EXERCISE DIRECTIONS →
Every record must be written out once more, with nothing added or omitted.

Extracted records →
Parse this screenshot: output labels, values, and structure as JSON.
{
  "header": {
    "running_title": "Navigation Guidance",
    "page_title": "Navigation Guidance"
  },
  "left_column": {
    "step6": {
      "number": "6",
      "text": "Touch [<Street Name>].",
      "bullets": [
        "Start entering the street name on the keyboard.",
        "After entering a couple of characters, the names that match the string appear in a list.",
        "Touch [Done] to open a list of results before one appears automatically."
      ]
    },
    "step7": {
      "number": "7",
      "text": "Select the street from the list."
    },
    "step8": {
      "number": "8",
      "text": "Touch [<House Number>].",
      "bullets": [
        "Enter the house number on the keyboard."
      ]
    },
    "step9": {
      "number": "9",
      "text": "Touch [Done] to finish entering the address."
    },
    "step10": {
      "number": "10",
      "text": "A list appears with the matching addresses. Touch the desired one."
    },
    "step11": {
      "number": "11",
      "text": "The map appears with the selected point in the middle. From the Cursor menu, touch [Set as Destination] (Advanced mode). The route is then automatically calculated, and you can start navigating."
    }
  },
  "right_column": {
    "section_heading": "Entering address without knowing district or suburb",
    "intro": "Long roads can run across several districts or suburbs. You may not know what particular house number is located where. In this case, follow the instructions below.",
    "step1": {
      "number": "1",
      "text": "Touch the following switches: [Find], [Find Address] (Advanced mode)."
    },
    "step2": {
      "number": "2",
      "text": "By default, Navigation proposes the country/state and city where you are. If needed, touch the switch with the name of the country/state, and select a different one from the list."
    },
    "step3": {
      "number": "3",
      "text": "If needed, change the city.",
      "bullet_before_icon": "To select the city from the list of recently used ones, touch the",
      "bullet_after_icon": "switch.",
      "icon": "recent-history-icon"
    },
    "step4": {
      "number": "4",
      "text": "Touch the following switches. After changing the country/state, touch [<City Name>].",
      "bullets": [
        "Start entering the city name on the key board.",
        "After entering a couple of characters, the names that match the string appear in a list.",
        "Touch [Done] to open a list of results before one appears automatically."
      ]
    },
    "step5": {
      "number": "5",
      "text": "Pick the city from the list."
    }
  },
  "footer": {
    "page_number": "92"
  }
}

ANSWER TO THIS PROBLEM →
Parse this screenshot: output labels, values, and structure as JSON.
{
  "header": {
    "running_title": "Navigation Guidance",
    "page_title": "Navigation Guidance"
  },
  "left_column": {
    "step6": {
      "number": "6",
      "text": "Touch [<Street Name>].",
      "bullets": [
        "Start entering the street name on the keyboard.",
        "After entering a couple of characters, the names that match the string appear in a list.",
        "Touch [Done] to open a list of results before one appears automatically."
      ]
    },
    "step7": {
      "number": "7",
      "text": "Select the street from the list."
    },
    "step8": {
      "number": "8",
      "text": "Touch [<House Number>].",
      "bullets": [
        "Enter the house number on the keyboard."
      ]
    },
    "step9": {
      "number": "9",
      "text": "Touch [Done] to finish entering the address."
    },
    "step10": {
      "number": "10",
      "text": "A list appears with the matching addresses. Touch the desired one."
    },
    "step11": {
      "number": "11",
      "text": "The map appears with the selected point in the middle. From the Cursor menu, touch [Set as Destination] (Advanced mode). The route is then automatically calculated, and you can start navigating."
    }
  },
  "right_column": {
    "section_heading": "Entering address without knowing district or suburb",
    "intro": "Long roads can run across several districts or suburbs. You may not know what particular house number is located where. In this case, follow the instructions below.",
    "step1": {
      "number": "1",
      "text": "Touch the following switches: [Find], [Find Address] (Advanced mode)."
    },
    "step2": {
      "number": "2",
      "text": "By default, Navigation proposes the country/state and city where you are. If needed, touch the switch with the name of the country/state, and select a different one from the list."
    },
    "step3": {
      "number": "3",
      "text": "If needed, change the city.",
      "bullet_before_icon": "To select the city from the list of recently used ones, touch the",
      "bullet_after_icon": "switch.",
      "icon": "recent-history-icon"
    },
    "step4": {
      "number": "4",
      "text": "Touch the following switches. After changing the country/state, touch [<City Name>].",
      "bullets": [
        "Start entering the city name on the key board.",
        "After entering a couple of characters, the names that match the string appear in a list.",
        "Touch [Done] to open a list of results before one appears automatically."
      ]
    },
    "step5": {
      "number": "5",
      "text": "Pick the city from the list."
    }
  },
  "footer": {
    "page_number": "92"
  }
}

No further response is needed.